• [Goal] Output the rows as a numbered list, leaving out any blank lines. Begin with the row that contains "contour-label: 300: [96, 503, 128, 523]" and continue through the row that contains "norway-coast: [1169, 624, 1209, 829]", including both.

(Visual layout records)
►

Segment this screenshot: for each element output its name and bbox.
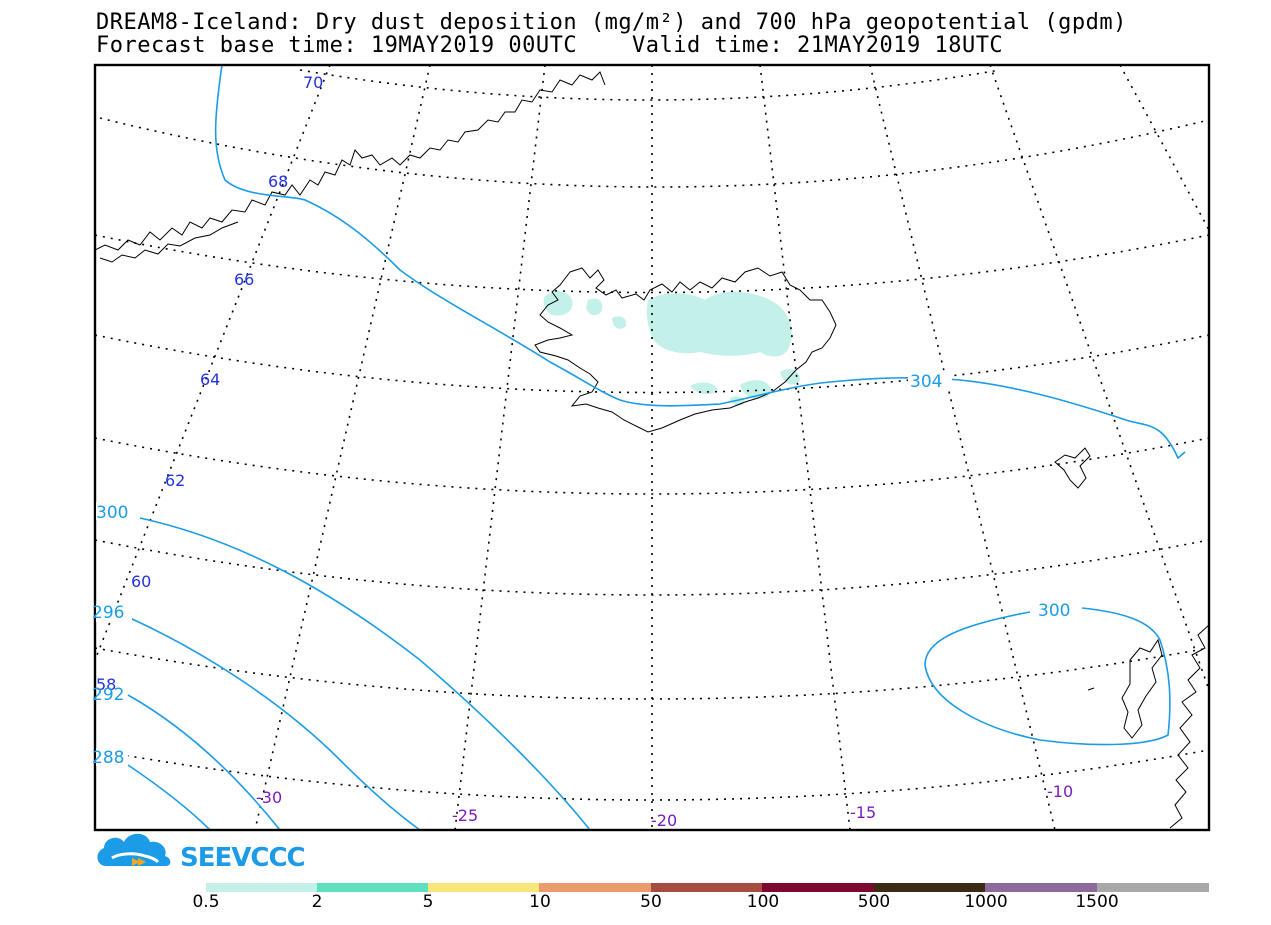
contour-label: 300: [96, 503, 128, 523]
contour-label: 300: [1038, 601, 1070, 621]
contour-label: 304: [910, 372, 942, 392]
longitude-labels: -30 -25 -20 -15 -10: [256, 782, 1073, 830]
seevccc-logo: SEEVCCC: [97, 833, 306, 873]
norway-coast: [1169, 624, 1209, 829]
colorbar-label: 100: [746, 892, 780, 912]
latitude-label: 68: [268, 172, 288, 191]
contour-292: [127, 694, 281, 830]
dust-area-central-iceland: [646, 291, 792, 357]
map-title: DREAM8-Iceland: Dry dust deposition (mg/…: [96, 10, 1127, 35]
meridian-0: [1119, 65, 1209, 231]
latitude-labels: 70 68 66 64 62 60 58: [96, 73, 323, 694]
geopotential-contours: [127, 65, 1186, 830]
contour-label: 296: [92, 603, 124, 623]
longitude-label: -15: [850, 803, 876, 822]
colorbar-label: 10: [529, 892, 551, 912]
colorbar-swatch: [317, 883, 428, 892]
logo-text: SEEVCCC: [180, 843, 305, 873]
contour-288: [127, 764, 211, 830]
contour-labels: 304 300 300 296 292 288: [92, 371, 1082, 768]
contour-label: 288: [92, 748, 124, 768]
latitude-label: 60: [131, 572, 151, 591]
meridian-35: [95, 65, 331, 661]
colorbar-swatch: [1097, 883, 1209, 892]
graticule: [95, 65, 1209, 830]
dust-area-west: [586, 298, 603, 316]
colorbar-swatch: [762, 883, 874, 892]
meridian-10: [869, 65, 1056, 830]
contour-296: [129, 617, 421, 830]
colorbar-swatch: [539, 883, 651, 892]
parallel-58: [95, 647, 1209, 700]
longitude-label: -25: [452, 806, 478, 825]
orkney-islands: [1087, 687, 1095, 691]
iceland-coast: [534, 267, 837, 433]
dust-area-westfjords: [543, 291, 573, 316]
colorbar-label: 5: [422, 892, 434, 912]
meridian-30: [254, 65, 431, 830]
latitude-label: 62: [165, 471, 185, 490]
latitude-label: 58: [96, 675, 116, 694]
parallel-66: [95, 234, 1209, 294]
longitude-label: -10: [1047, 782, 1073, 801]
parallel-68: [99, 117, 1209, 188]
colorbar-label: 500: [857, 892, 891, 912]
meridian-25: [454, 65, 546, 830]
colorbar-swatch: [428, 883, 539, 892]
colorbar-swatch: [874, 883, 985, 892]
longitude-label: -20: [651, 811, 677, 830]
parallel-70: [299, 69, 1001, 101]
latitude-label: 70: [303, 73, 323, 92]
shetland-islands: [1121, 638, 1163, 739]
latitude-label: 64: [200, 370, 220, 389]
contour-label: 292: [92, 685, 124, 705]
colorbar-swatch: [985, 883, 1097, 892]
colorbar: [206, 883, 1209, 892]
colorbar-label: 1500: [1075, 892, 1119, 912]
map-subtitle: Forecast base time: 19MAY2019 00UTC Vali…: [96, 33, 1004, 58]
contour-300-west: [139, 517, 591, 830]
faroe-islands: [1054, 447, 1091, 489]
colorbar-swatch: [206, 883, 317, 892]
greenland-coast: [95, 71, 606, 251]
contour-300-east: [924, 607, 1171, 746]
map-frame: [93, 63, 1211, 832]
latitude-label: 66: [234, 270, 254, 289]
dust-area-west2: [612, 316, 627, 329]
dust-deposition-field: [543, 291, 800, 406]
dust-area-south: [690, 382, 718, 395]
colorbar-label: 1000: [964, 892, 1008, 912]
coastlines: [95, 71, 1209, 829]
colorbar-label: 50: [640, 892, 662, 912]
colorbar-swatch: [651, 883, 762, 892]
greenland-coast-inner: [99, 221, 239, 263]
contour-304: [214, 65, 1186, 460]
colorbar-label: 2: [311, 892, 323, 912]
parallel-56: [95, 749, 1209, 801]
parallel-64: [95, 334, 1209, 394]
meridian-5: [989, 65, 1209, 691]
meridian-15: [759, 65, 851, 830]
colorbar-label: 0.5: [192, 892, 220, 912]
longitude-label: -30: [256, 788, 282, 807]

◄

• [Exercise answer]
1. contour-label: 300: [96, 503, 128, 523]
2. contour-label: 300: [1038, 601, 1070, 621]
3. contour-label: 304: [910, 372, 942, 392]
4. longitude-labels: -30 -25 -20 -15 -10: [256, 782, 1073, 830]
5. seevccc-logo: SEEVCCC: [97, 833, 306, 873]
6. norway-coast: [1169, 624, 1209, 829]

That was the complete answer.